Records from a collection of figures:
------------------------------------------------------------------------

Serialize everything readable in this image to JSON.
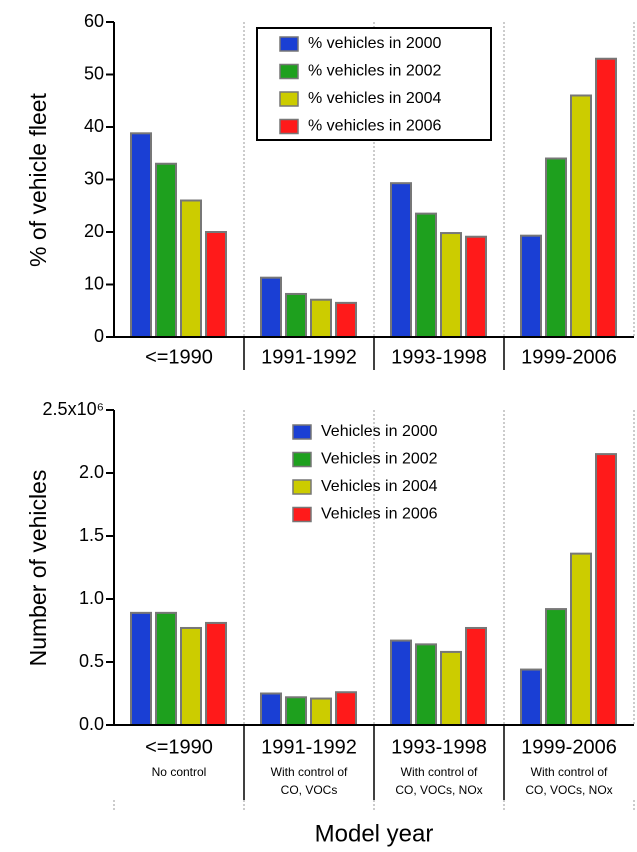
{
  "chart_data": [
    {
      "type": "bar",
      "ylabel": "% of vehicle fleet",
      "categories": [
        "<=1990",
        "1991-1992",
        "1993-1998",
        "1999-2006"
      ],
      "series": [
        {
          "name": "% vehicles in 2000",
          "color": "#1a3fd4",
          "values": [
            38.8,
            11.3,
            29.3,
            19.3
          ]
        },
        {
          "name": "% vehicles in 2002",
          "color": "#1ea01e",
          "values": [
            33,
            8.2,
            23.5,
            34
          ]
        },
        {
          "name": "% vehicles in 2004",
          "color": "#cccc00",
          "values": [
            26,
            7.1,
            19.8,
            46
          ]
        },
        {
          "name": "% vehicles in 2006",
          "color": "#ff1a1a",
          "values": [
            20,
            6.5,
            19.1,
            53
          ]
        }
      ],
      "ylim": [
        0,
        60
      ],
      "yticks": [
        0,
        10,
        20,
        30,
        40,
        50,
        60
      ],
      "legend_frame": true
    },
    {
      "type": "bar",
      "ylabel": "Number of vehicles",
      "xlabel": "Model year",
      "categories": [
        "<=1990",
        "1991-1992",
        "1993-1998",
        "1999-2006"
      ],
      "sublabels": [
        [
          "No control"
        ],
        [
          "With control of",
          "CO, VOCs"
        ],
        [
          "With control of",
          "CO, VOCs, NOx"
        ],
        [
          "With control of",
          "CO, VOCs, NOx"
        ]
      ],
      "series": [
        {
          "name": "Vehicles in 2000",
          "color": "#1a3fd4",
          "values": [
            890000,
            250000,
            670000,
            440000
          ]
        },
        {
          "name": "Vehicles in 2002",
          "color": "#1ea01e",
          "values": [
            890000,
            220000,
            640000,
            920000
          ]
        },
        {
          "name": "Vehicles in 2004",
          "color": "#cccc00",
          "values": [
            770000,
            210000,
            580000,
            1360000
          ]
        },
        {
          "name": "Vehicles in 2006",
          "color": "#ff1a1a",
          "values": [
            810000,
            260000,
            770000,
            2150000
          ]
        }
      ],
      "ylim": [
        0,
        2500000
      ],
      "yticks": [
        {
          "value": 0,
          "label": "0.0"
        },
        {
          "value": 500000,
          "label": "0.5"
        },
        {
          "value": 1000000,
          "label": "1.0"
        },
        {
          "value": 1500000,
          "label": "1.5"
        },
        {
          "value": 2000000,
          "label": "2.0"
        },
        {
          "value": 2500000,
          "label": "2.5x10⁶"
        }
      ],
      "legend_frame": false
    }
  ]
}
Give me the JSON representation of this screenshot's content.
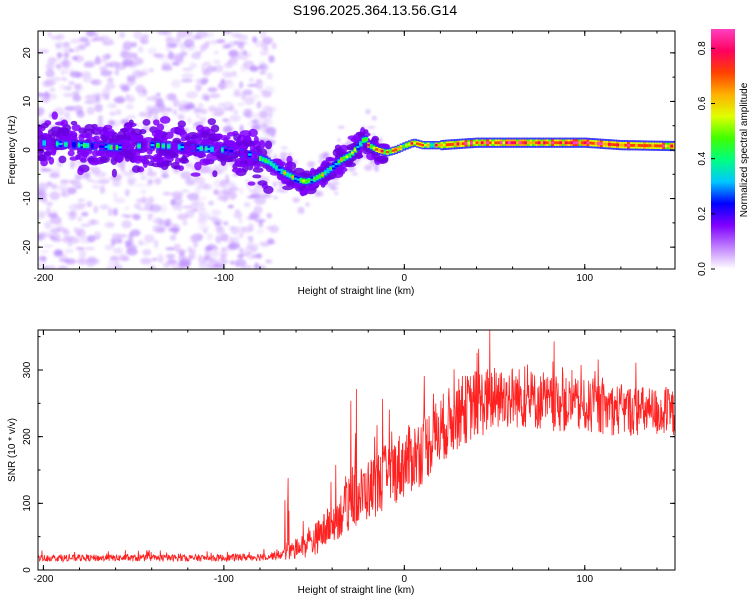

------------------------------------------------------------------------

*Request:* Copy out the records above in full, exactly as written, but not the pictures.

*Task response:*
Serialize everything readable in this image to JSON.
{
  "chart_data": [
    {
      "type": "bar",
      "ylabel": "% of vehicle fleet",
      "categories": [
        "<=1990",
        "1991-1992",
        "1993-1998",
        "1999-2006"
      ],
      "series": [
        {
          "name": "% vehicles in 2000",
          "color": "#1a3fd4",
          "values": [
            38.8,
            11.3,
            29.3,
            19.3
          ]
        },
        {
          "name": "% vehicles in 2002",
          "color": "#1ea01e",
          "values": [
            33,
            8.2,
            23.5,
            34
          ]
        },
        {
          "name": "% vehicles in 2004",
          "color": "#cccc00",
          "values": [
            26,
            7.1,
            19.8,
            46
          ]
        },
        {
          "name": "% vehicles in 2006",
          "color": "#ff1a1a",
          "values": [
            20,
            6.5,
            19.1,
            53
          ]
        }
      ],
      "ylim": [
        0,
        60
      ],
      "yticks": [
        0,
        10,
        20,
        30,
        40,
        50,
        60
      ],
      "legend_frame": true
    },
    {
      "type": "bar",
      "ylabel": "Number of vehicles",
      "xlabel": "Model year",
      "categories": [
        "<=1990",
        "1991-1992",
        "1993-1998",
        "1999-2006"
      ],
      "sublabels": [
        [
          "No control"
        ],
        [
          "With control of",
          "CO, VOCs"
        ],
        [
          "With control of",
          "CO, VOCs, NOx"
        ],
        [
          "With control of",
          "CO, VOCs, NOx"
        ]
      ],
      "series": [
        {
          "name": "Vehicles in 2000",
          "color": "#1a3fd4",
          "values": [
            890000,
            250000,
            670000,
            440000
          ]
        },
        {
          "name": "Vehicles in 2002",
          "color": "#1ea01e",
          "values": [
            890000,
            220000,
            640000,
            920000
          ]
        },
        {
          "name": "Vehicles in 2004",
          "color": "#cccc00",
          "values": [
            770000,
            210000,
            580000,
            1360000
          ]
        },
        {
          "name": "Vehicles in 2006",
          "color": "#ff1a1a",
          "values": [
            810000,
            260000,
            770000,
            2150000
          ]
        }
      ],
      "ylim": [
        0,
        2500000
      ],
      "yticks": [
        {
          "value": 0,
          "label": "0.0"
        },
        {
          "value": 500000,
          "label": "0.5"
        },
        {
          "value": 1000000,
          "label": "1.0"
        },
        {
          "value": 1500000,
          "label": "1.5"
        },
        {
          "value": 2000000,
          "label": "2.0"
        },
        {
          "value": 2500000,
          "label": "2.5x10⁶"
        }
      ],
      "legend_frame": false
    }
  ]
}
Give me the JSON representation of this screenshot's content.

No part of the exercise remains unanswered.